RECORDS FOR THIS TASK Start Marker
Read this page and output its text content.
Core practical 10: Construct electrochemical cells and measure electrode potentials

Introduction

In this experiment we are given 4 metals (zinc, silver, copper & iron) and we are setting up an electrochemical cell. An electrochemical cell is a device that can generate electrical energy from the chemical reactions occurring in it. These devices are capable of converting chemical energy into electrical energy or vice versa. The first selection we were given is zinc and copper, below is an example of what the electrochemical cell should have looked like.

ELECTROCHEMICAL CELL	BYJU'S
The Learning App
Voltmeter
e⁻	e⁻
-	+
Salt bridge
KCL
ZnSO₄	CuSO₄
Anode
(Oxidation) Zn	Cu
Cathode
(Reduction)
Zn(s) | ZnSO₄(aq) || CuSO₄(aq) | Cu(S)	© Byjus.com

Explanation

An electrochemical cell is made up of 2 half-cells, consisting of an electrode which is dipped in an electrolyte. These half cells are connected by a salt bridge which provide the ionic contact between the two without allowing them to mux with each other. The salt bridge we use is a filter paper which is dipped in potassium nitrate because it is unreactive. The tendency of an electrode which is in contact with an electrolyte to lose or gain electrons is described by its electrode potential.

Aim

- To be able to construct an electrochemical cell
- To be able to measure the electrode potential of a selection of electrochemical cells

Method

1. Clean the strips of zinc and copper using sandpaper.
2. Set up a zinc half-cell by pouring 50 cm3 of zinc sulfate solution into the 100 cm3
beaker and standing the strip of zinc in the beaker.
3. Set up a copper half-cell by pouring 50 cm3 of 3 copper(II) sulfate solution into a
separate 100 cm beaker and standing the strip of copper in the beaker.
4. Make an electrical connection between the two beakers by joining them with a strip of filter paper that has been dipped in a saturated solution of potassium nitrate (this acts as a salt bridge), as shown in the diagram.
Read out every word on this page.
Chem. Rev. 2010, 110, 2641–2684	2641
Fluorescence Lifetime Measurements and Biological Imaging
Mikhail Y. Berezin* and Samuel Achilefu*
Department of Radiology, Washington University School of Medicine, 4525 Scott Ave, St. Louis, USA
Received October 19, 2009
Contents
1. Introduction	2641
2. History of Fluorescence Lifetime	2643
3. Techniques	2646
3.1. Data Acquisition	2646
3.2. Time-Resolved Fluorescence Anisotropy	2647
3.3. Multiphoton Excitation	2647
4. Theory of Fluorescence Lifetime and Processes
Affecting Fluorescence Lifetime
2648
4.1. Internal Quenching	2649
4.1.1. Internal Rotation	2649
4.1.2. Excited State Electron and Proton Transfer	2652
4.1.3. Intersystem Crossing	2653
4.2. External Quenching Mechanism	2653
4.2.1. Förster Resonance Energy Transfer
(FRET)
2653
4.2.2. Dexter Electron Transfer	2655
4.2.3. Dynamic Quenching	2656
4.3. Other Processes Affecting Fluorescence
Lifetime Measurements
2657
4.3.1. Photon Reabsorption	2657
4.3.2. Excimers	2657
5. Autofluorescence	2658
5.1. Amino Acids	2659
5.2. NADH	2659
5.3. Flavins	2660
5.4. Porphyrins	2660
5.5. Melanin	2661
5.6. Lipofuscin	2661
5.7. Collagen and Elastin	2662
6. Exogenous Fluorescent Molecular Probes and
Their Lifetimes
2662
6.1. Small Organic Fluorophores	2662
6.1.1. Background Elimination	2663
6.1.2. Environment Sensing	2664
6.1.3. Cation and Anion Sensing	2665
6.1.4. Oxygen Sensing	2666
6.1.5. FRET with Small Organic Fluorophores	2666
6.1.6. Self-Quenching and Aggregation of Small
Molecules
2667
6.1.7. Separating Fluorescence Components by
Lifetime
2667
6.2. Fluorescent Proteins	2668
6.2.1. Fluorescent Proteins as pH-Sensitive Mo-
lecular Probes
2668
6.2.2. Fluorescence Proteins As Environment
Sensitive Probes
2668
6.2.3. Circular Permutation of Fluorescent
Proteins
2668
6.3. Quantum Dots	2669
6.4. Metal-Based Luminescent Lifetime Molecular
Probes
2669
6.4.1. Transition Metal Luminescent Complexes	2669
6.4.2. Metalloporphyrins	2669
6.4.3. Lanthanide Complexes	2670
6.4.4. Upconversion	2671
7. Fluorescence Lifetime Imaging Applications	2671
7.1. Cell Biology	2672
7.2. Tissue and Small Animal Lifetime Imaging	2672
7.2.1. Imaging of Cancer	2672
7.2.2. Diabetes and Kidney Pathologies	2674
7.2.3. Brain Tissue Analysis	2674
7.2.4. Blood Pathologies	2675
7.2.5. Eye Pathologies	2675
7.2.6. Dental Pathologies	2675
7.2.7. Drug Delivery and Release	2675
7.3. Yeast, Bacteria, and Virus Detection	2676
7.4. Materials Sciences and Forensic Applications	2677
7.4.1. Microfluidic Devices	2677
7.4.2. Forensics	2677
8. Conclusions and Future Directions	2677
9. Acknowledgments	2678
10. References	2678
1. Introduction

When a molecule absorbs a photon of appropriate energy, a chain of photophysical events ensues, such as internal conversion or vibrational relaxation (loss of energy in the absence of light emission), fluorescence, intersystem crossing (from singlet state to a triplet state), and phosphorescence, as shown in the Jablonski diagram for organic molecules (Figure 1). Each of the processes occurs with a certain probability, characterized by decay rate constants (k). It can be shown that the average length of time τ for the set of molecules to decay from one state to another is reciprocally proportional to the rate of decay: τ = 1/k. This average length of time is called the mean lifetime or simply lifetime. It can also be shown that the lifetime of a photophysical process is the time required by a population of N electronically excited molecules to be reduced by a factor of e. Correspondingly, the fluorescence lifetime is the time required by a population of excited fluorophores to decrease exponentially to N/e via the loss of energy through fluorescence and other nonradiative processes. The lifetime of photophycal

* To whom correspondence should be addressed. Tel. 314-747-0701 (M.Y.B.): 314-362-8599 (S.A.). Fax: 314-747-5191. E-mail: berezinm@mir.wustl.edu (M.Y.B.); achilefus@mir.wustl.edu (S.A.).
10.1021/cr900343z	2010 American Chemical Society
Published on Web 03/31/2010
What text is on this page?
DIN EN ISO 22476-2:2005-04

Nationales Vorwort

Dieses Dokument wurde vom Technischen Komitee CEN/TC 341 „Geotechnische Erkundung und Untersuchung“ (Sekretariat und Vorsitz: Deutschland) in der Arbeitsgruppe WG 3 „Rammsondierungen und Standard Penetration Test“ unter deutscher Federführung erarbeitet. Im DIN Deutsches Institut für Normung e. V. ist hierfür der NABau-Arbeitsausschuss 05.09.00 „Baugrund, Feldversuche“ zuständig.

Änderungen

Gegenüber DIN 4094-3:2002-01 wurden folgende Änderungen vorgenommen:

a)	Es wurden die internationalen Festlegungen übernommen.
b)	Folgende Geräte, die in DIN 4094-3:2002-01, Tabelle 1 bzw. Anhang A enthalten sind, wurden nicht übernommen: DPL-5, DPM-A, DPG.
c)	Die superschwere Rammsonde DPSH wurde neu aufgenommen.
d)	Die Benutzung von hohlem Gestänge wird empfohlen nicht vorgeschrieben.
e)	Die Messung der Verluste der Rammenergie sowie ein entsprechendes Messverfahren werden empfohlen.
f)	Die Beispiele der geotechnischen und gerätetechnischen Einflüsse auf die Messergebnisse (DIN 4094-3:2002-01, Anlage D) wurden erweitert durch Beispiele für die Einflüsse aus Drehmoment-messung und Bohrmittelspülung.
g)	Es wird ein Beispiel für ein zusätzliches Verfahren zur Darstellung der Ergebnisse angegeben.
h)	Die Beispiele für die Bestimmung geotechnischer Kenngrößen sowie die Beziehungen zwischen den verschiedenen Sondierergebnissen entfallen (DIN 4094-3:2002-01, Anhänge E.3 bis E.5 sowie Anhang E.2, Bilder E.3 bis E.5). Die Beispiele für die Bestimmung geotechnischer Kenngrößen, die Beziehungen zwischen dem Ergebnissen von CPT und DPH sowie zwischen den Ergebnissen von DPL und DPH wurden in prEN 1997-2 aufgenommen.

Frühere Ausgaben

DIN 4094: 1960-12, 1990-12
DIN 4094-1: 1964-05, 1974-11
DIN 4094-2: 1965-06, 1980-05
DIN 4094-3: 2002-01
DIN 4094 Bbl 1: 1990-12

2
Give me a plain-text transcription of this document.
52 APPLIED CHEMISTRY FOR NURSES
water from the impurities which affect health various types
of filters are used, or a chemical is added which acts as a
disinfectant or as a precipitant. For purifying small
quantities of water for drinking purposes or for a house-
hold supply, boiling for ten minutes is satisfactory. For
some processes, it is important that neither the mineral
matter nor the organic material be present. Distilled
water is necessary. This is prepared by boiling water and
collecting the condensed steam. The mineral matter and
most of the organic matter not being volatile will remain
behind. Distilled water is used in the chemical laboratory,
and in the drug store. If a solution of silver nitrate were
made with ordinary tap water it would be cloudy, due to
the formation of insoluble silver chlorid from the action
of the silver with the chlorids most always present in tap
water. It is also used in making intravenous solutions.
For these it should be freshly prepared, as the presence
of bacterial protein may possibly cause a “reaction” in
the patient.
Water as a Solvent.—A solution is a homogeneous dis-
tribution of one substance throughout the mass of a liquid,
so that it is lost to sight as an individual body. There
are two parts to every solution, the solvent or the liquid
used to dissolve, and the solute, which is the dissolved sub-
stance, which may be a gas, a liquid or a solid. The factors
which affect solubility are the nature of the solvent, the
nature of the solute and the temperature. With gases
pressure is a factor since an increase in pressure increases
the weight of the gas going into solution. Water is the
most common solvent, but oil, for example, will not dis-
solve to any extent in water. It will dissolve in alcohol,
RECORDS FOR THIS TASK End Marker
◆ **DIRECTIONS FOR THIS TASK**
If a line in the entries contains the word "Applications", copy that line out.

◆ **SOLUTION TO THIS EXERCISE**
7. Fluorescence Lifetime Imaging Applications	2671
7.4. Materials Sciences and Forensic Applications	2677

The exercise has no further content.